— BEGIN Input records —

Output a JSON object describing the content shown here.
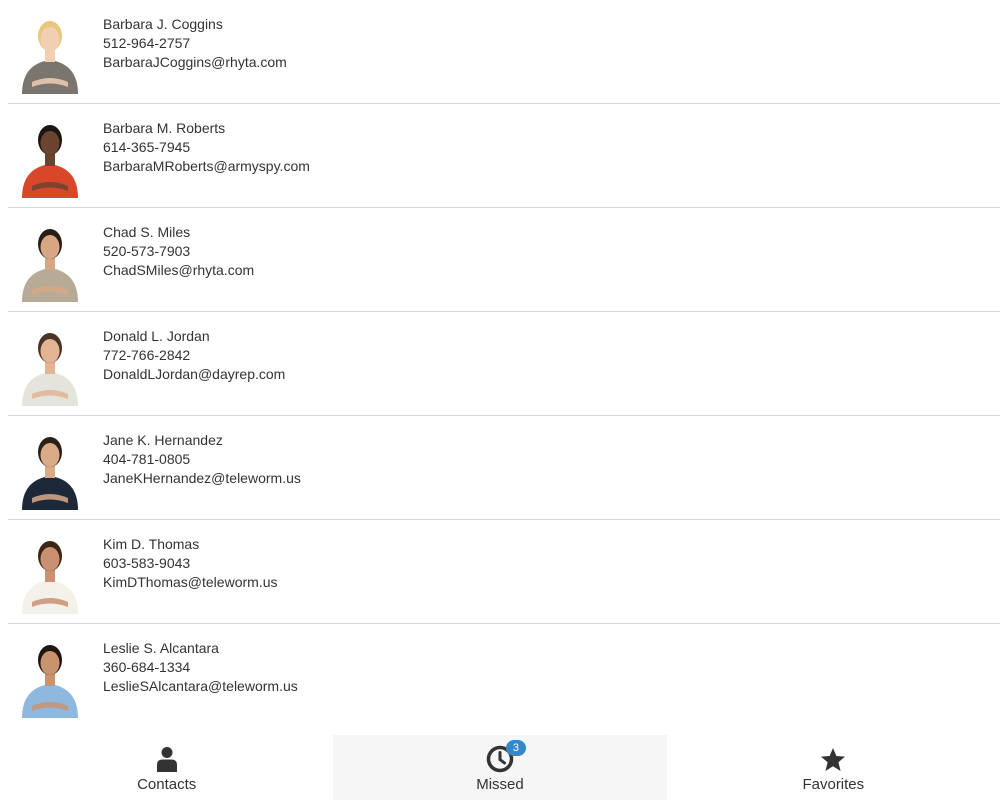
{
  "contacts": [
    {
      "name": "Barbara J. Coggins",
      "phone": "512-964-2757",
      "email": "BarbaraJCoggins@rhyta.com",
      "hair": "#e8c77a",
      "skin": "#f1cfb3",
      "shirt": "#7b7570",
      "bg": "#ffffff"
    },
    {
      "name": "Barbara M. Roberts",
      "phone": "614-365-7945",
      "email": "BarbaraMRoberts@armyspy.com",
      "hair": "#1c1512",
      "skin": "#6b4430",
      "shirt": "#d9472b",
      "bg": "#ffffff"
    },
    {
      "name": "Chad S. Miles",
      "phone": "520-573-7903",
      "email": "ChadSMiles@rhyta.com",
      "hair": "#2a1d16",
      "skin": "#d7a784",
      "shirt": "#b8ab95",
      "bg": "#ffffff"
    },
    {
      "name": "Donald L. Jordan",
      "phone": "772-766-2842",
      "email": "DonaldLJordan@dayrep.com",
      "hair": "#4a3324",
      "skin": "#e2b493",
      "shirt": "#e4e4dc",
      "bg": "#ffffff"
    },
    {
      "name": "Jane K. Hernandez",
      "phone": "404-781-0805",
      "email": "JaneKHernandez@teleworm.us",
      "hair": "#2b2019",
      "skin": "#d9aa88",
      "shirt": "#1d2838",
      "bg": "#ffffff"
    },
    {
      "name": "Kim D. Thomas",
      "phone": "603-583-9043",
      "email": "KimDThomas@teleworm.us",
      "hair": "#3d2618",
      "skin": "#c99171",
      "shirt": "#f4f0ea",
      "bg": "#ffffff"
    },
    {
      "name": "Leslie S. Alcantara",
      "phone": "360-684-1334",
      "email": "LeslieSAlcantara@teleworm.us",
      "hair": "#1f1611",
      "skin": "#c9936f",
      "shirt": "#8fb8df",
      "bg": "#ffffff"
    }
  ],
  "tabs": [
    {
      "label": "Contacts",
      "icon": "person-icon",
      "active": false
    },
    {
      "label": "Missed",
      "icon": "clock-icon",
      "active": true,
      "badge": "3"
    },
    {
      "label": "Favorites",
      "icon": "star-icon",
      "active": false
    }
  ],
  "colors": {
    "text": "#333333",
    "divider": "#d9d9d9",
    "active_tab_bg": "#f6f6f6",
    "badge": "#3388cc"
  }
}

— END Input records —

*What to produce*.
Copy the records word for word, leaving no picture in the copy.

*Answer for this exercise*.
Output a JSON object describing the content shown here.
{
  "contacts": [
    {
      "name": "Barbara J. Coggins",
      "phone": "512-964-2757",
      "email": "BarbaraJCoggins@rhyta.com",
      "hair": "#e8c77a",
      "skin": "#f1cfb3",
      "shirt": "#7b7570",
      "bg": "#ffffff"
    },
    {
      "name": "Barbara M. Roberts",
      "phone": "614-365-7945",
      "email": "BarbaraMRoberts@armyspy.com",
      "hair": "#1c1512",
      "skin": "#6b4430",
      "shirt": "#d9472b",
      "bg": "#ffffff"
    },
    {
      "name": "Chad S. Miles",
      "phone": "520-573-7903",
      "email": "ChadSMiles@rhyta.com",
      "hair": "#2a1d16",
      "skin": "#d7a784",
      "shirt": "#b8ab95",
      "bg": "#ffffff"
    },
    {
      "name": "Donald L. Jordan",
      "phone": "772-766-2842",
      "email": "DonaldLJordan@dayrep.com",
      "hair": "#4a3324",
      "skin": "#e2b493",
      "shirt": "#e4e4dc",
      "bg": "#ffffff"
    },
    {
      "name": "Jane K. Hernandez",
      "phone": "404-781-0805",
      "email": "JaneKHernandez@teleworm.us",
      "hair": "#2b2019",
      "skin": "#d9aa88",
      "shirt": "#1d2838",
      "bg": "#ffffff"
    },
    {
      "name": "Kim D. Thomas",
      "phone": "603-583-9043",
      "email": "KimDThomas@teleworm.us",
      "hair": "#3d2618",
      "skin": "#c99171",
      "shirt": "#f4f0ea",
      "bg": "#ffffff"
    },
    {
      "name": "Leslie S. Alcantara",
      "phone": "360-684-1334",
      "email": "LeslieSAlcantara@teleworm.us",
      "hair": "#1f1611",
      "skin": "#c9936f",
      "shirt": "#8fb8df",
      "bg": "#ffffff"
    }
  ],
  "tabs": [
    {
      "label": "Contacts",
      "icon": "person-icon",
      "active": false
    },
    {
      "label": "Missed",
      "icon": "clock-icon",
      "active": true,
      "badge": "3"
    },
    {
      "label": "Favorites",
      "icon": "star-icon",
      "active": false
    }
  ],
  "colors": {
    "text": "#333333",
    "divider": "#d9d9d9",
    "active_tab_bg": "#f6f6f6",
    "badge": "#3388cc"
  }
}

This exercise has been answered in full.